Part of a data file:
_ _ _

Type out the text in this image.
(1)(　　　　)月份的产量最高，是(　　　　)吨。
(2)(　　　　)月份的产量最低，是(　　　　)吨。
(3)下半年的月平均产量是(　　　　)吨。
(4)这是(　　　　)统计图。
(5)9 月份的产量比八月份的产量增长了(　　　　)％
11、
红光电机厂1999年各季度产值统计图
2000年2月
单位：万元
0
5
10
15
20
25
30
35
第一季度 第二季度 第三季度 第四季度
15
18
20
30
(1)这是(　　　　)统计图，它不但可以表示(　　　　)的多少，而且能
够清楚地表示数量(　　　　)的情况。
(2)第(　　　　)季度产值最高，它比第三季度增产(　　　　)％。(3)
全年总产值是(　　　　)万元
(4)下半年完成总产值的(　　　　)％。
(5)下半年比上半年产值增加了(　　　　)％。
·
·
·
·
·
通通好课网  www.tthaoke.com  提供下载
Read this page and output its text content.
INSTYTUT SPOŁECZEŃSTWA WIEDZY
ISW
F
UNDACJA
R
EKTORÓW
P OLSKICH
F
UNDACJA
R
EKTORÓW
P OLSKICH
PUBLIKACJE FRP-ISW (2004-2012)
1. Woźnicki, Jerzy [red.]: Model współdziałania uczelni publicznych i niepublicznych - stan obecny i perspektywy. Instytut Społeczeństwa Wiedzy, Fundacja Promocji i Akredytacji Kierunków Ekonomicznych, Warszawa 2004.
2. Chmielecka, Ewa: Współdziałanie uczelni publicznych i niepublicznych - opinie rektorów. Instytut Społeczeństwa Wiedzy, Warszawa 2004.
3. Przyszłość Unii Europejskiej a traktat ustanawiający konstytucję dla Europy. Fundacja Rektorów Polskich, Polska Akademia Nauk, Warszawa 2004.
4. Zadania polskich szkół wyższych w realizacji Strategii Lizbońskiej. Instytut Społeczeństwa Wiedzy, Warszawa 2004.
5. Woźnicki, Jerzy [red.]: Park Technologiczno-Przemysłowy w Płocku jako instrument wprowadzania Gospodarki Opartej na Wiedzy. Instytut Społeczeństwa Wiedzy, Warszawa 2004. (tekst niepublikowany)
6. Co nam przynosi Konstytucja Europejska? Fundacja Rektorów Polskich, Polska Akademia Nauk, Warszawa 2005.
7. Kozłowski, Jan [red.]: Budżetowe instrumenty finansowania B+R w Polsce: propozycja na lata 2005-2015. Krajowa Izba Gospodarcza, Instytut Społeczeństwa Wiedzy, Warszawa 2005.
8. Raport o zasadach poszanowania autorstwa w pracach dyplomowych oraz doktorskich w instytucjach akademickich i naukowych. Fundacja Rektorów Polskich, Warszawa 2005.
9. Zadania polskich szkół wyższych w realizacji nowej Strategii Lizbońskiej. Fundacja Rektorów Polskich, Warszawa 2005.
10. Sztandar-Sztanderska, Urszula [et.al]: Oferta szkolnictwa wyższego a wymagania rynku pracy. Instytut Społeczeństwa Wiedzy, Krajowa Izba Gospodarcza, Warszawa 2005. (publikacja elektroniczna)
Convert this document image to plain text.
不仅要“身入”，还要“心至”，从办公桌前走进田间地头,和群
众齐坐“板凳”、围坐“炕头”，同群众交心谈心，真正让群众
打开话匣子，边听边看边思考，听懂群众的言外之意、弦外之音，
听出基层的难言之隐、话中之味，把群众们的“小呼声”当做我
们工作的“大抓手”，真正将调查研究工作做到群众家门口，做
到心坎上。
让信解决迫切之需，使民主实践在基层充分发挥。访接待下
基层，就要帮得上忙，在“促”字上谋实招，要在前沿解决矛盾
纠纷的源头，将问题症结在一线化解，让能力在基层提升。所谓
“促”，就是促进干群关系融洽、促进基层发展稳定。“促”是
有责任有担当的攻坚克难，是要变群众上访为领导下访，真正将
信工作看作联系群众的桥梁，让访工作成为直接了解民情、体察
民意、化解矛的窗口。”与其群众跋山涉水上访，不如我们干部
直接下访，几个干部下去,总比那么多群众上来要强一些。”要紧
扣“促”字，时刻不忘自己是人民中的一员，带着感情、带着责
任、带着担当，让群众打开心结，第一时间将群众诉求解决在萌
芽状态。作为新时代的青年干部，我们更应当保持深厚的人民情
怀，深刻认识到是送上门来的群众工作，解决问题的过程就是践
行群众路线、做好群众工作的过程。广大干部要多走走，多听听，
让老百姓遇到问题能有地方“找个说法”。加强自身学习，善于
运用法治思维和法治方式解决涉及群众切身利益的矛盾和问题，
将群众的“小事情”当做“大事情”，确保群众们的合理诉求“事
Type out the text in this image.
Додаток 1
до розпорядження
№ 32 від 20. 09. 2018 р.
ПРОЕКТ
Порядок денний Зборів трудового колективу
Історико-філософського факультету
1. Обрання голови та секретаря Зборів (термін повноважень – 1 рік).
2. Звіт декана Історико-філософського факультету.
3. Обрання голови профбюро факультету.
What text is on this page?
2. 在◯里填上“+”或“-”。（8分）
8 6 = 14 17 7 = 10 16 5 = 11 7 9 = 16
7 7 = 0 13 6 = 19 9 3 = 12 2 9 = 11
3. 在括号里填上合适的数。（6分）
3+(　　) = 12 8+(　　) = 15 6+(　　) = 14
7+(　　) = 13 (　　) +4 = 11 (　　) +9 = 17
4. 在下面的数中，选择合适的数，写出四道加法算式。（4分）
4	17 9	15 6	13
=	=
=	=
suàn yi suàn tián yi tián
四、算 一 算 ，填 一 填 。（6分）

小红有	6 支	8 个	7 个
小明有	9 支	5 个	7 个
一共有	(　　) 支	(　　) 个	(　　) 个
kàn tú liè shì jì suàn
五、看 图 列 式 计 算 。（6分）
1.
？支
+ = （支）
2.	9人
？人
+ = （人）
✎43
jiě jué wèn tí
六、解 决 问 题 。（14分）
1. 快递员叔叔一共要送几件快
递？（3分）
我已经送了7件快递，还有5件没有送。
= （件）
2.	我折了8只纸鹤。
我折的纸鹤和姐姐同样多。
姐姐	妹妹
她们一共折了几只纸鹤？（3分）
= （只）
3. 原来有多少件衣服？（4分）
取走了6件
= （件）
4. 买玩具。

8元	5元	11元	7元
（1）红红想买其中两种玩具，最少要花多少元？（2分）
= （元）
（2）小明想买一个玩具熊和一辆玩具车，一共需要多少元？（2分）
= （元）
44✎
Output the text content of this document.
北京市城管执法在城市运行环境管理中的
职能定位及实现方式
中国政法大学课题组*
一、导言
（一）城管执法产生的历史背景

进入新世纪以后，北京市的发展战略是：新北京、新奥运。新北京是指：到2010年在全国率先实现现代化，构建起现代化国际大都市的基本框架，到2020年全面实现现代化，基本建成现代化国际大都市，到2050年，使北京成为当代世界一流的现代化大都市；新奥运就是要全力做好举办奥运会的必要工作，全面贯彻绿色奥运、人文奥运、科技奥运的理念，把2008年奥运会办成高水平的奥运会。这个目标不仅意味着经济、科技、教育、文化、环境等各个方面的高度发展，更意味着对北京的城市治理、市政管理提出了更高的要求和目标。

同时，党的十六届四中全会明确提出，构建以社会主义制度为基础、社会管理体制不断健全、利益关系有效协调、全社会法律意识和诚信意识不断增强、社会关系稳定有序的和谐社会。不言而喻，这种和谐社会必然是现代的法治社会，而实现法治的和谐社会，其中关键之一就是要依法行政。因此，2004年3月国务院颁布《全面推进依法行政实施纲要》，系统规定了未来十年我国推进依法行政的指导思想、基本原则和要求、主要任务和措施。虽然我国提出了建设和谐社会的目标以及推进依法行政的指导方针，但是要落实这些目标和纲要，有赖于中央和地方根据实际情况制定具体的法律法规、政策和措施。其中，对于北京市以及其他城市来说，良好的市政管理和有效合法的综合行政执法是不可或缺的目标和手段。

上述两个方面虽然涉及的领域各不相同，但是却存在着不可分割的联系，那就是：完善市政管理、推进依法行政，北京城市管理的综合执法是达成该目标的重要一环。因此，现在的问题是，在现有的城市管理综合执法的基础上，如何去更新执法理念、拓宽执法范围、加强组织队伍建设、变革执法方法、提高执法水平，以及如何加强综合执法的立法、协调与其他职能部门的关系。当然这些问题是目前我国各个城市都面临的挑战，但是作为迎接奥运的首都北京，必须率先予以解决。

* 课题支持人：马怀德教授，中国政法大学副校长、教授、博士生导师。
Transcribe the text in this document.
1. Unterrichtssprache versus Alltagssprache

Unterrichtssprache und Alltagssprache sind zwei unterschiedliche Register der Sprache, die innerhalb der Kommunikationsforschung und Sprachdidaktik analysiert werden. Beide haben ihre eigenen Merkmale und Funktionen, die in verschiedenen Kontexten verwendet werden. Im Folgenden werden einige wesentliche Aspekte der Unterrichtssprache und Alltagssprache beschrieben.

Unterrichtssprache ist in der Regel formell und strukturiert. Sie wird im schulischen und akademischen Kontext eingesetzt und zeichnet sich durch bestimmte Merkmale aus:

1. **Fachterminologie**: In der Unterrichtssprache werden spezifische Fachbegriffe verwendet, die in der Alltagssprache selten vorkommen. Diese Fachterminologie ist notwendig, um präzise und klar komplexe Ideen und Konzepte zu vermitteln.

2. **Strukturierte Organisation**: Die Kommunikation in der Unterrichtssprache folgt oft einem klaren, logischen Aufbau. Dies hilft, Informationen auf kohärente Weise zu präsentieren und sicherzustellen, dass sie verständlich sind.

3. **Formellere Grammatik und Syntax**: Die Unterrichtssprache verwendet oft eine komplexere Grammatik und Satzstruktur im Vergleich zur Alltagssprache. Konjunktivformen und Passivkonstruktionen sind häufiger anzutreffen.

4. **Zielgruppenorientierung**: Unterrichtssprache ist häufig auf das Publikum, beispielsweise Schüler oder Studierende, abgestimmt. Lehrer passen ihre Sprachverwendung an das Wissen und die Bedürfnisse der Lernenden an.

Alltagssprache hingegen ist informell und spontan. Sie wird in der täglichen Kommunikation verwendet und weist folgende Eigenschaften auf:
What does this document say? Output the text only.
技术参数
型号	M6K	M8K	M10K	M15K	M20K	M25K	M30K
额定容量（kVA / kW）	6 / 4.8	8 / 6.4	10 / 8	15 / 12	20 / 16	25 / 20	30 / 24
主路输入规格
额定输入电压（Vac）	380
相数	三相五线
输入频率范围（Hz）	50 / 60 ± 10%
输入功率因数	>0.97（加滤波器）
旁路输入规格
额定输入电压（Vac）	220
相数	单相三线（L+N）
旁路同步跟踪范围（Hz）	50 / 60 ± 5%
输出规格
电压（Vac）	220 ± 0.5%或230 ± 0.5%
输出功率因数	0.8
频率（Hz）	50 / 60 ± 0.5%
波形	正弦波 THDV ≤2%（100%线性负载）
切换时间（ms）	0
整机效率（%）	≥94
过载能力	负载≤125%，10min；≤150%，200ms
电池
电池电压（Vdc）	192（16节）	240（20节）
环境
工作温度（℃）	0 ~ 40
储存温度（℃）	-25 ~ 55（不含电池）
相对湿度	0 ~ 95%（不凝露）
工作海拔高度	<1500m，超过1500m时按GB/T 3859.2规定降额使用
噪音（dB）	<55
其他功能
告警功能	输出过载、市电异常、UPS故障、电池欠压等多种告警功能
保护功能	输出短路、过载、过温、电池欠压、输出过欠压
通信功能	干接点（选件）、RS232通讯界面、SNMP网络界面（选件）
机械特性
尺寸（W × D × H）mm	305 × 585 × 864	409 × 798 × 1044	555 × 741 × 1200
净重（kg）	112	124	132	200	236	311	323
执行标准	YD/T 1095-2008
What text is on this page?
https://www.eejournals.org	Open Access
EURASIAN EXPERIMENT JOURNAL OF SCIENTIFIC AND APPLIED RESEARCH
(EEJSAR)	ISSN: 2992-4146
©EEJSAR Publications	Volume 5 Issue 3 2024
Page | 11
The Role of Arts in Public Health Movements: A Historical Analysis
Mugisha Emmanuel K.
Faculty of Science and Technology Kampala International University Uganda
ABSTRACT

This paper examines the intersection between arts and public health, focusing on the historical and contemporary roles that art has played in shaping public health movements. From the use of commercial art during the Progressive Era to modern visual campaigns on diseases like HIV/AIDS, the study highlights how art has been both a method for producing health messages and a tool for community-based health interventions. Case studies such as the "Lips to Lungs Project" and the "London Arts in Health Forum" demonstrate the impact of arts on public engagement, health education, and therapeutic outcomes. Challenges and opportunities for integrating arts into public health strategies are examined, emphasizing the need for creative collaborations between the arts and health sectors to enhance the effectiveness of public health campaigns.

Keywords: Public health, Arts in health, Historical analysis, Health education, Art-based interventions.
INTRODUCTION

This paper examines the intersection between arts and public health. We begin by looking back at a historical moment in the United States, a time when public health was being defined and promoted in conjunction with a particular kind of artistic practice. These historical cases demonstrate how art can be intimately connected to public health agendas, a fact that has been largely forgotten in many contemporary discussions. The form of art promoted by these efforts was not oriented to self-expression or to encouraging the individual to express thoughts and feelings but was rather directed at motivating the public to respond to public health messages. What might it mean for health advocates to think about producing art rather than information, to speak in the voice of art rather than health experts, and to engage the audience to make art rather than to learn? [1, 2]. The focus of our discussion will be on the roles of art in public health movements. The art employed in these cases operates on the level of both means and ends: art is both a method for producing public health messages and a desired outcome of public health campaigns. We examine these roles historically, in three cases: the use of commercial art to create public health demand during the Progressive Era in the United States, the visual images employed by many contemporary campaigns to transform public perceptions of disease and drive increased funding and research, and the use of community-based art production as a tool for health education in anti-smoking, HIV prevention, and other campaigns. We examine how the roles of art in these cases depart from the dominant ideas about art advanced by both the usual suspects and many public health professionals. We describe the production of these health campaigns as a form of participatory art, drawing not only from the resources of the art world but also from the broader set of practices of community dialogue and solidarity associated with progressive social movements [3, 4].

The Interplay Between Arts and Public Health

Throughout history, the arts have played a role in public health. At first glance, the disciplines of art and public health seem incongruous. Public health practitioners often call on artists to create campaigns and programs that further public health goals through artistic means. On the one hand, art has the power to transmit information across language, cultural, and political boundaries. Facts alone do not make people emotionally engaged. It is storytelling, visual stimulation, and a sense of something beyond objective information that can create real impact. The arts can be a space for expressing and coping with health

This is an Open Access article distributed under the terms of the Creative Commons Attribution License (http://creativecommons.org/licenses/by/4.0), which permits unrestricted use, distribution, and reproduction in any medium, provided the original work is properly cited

_ _ _

Look through the listing above and count the lines where the string "Обрання" appears. Report the number only.

**FINAL RESULT:** 2